[DIRECTIVE] Reproduce each line of the material exactly, minus any picture.

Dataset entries
= = = =
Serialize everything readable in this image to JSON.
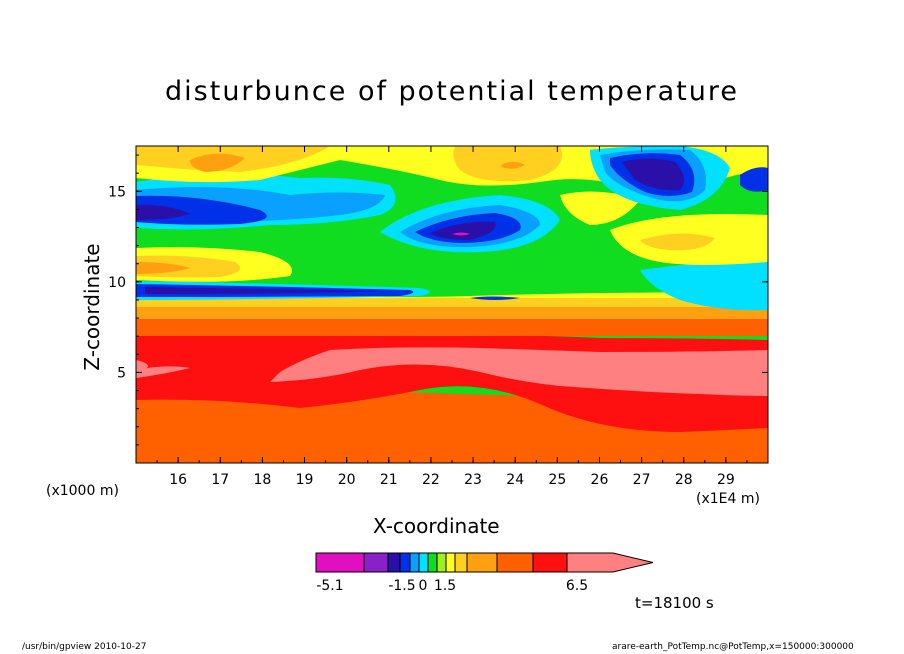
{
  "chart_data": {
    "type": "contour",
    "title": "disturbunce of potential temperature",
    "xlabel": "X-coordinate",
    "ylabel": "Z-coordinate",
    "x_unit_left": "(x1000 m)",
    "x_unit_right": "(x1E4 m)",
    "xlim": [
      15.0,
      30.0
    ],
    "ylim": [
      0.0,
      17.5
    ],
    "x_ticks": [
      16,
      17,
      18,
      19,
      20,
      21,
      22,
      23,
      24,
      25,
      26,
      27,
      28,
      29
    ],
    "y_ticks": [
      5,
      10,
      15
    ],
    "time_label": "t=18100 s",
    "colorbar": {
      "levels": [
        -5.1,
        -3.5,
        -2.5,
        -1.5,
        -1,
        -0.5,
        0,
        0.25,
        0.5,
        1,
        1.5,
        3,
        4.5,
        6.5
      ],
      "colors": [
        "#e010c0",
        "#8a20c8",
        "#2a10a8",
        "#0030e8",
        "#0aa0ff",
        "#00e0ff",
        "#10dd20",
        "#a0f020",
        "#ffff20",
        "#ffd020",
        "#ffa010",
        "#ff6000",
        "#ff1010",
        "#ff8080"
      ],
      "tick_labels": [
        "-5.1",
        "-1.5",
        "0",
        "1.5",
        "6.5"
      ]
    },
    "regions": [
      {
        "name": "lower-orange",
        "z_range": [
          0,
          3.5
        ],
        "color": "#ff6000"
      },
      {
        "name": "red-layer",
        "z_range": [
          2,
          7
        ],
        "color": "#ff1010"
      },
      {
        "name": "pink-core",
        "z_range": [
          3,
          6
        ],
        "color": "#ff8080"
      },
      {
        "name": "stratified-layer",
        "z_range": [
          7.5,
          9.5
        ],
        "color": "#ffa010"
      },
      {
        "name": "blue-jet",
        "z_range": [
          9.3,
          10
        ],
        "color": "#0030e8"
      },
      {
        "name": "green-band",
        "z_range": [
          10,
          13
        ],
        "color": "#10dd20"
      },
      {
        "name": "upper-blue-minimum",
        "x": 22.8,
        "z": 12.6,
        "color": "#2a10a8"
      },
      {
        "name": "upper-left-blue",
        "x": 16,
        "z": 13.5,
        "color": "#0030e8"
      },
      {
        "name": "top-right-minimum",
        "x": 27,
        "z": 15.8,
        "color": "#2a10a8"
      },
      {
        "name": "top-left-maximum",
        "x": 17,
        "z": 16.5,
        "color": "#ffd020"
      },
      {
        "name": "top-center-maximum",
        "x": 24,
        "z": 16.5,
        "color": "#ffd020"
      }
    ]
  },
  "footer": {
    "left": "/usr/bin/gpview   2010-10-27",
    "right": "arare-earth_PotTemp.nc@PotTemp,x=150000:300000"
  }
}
= = = =
[CORRECT OUTPUT]
Serialize everything readable in this image to JSON.
{
  "chart_data": {
    "type": "contour",
    "title": "disturbunce of potential temperature",
    "xlabel": "X-coordinate",
    "ylabel": "Z-coordinate",
    "x_unit_left": "(x1000 m)",
    "x_unit_right": "(x1E4 m)",
    "xlim": [
      15.0,
      30.0
    ],
    "ylim": [
      0.0,
      17.5
    ],
    "x_ticks": [
      16,
      17,
      18,
      19,
      20,
      21,
      22,
      23,
      24,
      25,
      26,
      27,
      28,
      29
    ],
    "y_ticks": [
      5,
      10,
      15
    ],
    "time_label": "t=18100 s",
    "colorbar": {
      "levels": [
        -5.1,
        -3.5,
        -2.5,
        -1.5,
        -1,
        -0.5,
        0,
        0.25,
        0.5,
        1,
        1.5,
        3,
        4.5,
        6.5
      ],
      "colors": [
        "#e010c0",
        "#8a20c8",
        "#2a10a8",
        "#0030e8",
        "#0aa0ff",
        "#00e0ff",
        "#10dd20",
        "#a0f020",
        "#ffff20",
        "#ffd020",
        "#ffa010",
        "#ff6000",
        "#ff1010",
        "#ff8080"
      ],
      "tick_labels": [
        "-5.1",
        "-1.5",
        "0",
        "1.5",
        "6.5"
      ]
    },
    "regions": [
      {
        "name": "lower-orange",
        "z_range": [
          0,
          3.5
        ],
        "color": "#ff6000"
      },
      {
        "name": "red-layer",
        "z_range": [
          2,
          7
        ],
        "color": "#ff1010"
      },
      {
        "name": "pink-core",
        "z_range": [
          3,
          6
        ],
        "color": "#ff8080"
      },
      {
        "name": "stratified-layer",
        "z_range": [
          7.5,
          9.5
        ],
        "color": "#ffa010"
      },
      {
        "name": "blue-jet",
        "z_range": [
          9.3,
          10
        ],
        "color": "#0030e8"
      },
      {
        "name": "green-band",
        "z_range": [
          10,
          13
        ],
        "color": "#10dd20"
      },
      {
        "name": "upper-blue-minimum",
        "x": 22.8,
        "z": 12.6,
        "color": "#2a10a8"
      },
      {
        "name": "upper-left-blue",
        "x": 16,
        "z": 13.5,
        "color": "#0030e8"
      },
      {
        "name": "top-right-minimum",
        "x": 27,
        "z": 15.8,
        "color": "#2a10a8"
      },
      {
        "name": "top-left-maximum",
        "x": 17,
        "z": 16.5,
        "color": "#ffd020"
      },
      {
        "name": "top-center-maximum",
        "x": 24,
        "z": 16.5,
        "color": "#ffd020"
      }
    ]
  },
  "footer": {
    "left": "/usr/bin/gpview   2010-10-27",
    "right": "arare-earth_PotTemp.nc@PotTemp,x=150000:300000"
  }
}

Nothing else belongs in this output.